### WHAT YOU NEED TO DO
Scan the data for "page" and copy the lines it appears in.

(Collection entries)
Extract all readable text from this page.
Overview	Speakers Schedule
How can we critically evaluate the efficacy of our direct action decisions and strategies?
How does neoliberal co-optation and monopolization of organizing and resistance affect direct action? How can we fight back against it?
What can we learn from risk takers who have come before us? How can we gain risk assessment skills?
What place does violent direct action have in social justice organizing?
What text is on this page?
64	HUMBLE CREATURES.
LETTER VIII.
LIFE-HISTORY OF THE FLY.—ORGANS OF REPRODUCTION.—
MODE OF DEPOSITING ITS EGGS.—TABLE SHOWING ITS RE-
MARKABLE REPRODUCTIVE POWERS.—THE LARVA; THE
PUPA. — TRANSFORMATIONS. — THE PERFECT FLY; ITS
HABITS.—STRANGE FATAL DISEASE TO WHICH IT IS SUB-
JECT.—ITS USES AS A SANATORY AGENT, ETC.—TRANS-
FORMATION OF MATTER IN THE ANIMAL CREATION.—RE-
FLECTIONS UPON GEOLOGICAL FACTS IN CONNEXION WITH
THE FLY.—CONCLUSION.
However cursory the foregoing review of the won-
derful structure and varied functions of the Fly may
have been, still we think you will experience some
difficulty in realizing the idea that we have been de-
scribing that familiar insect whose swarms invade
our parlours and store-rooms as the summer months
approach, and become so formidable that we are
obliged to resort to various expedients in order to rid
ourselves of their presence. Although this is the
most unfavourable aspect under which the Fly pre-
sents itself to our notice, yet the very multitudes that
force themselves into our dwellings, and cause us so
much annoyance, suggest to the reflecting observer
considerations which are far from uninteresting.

### ANSWER TO THE PROBLEM
Extract all readable text from this page.
What text is on this page?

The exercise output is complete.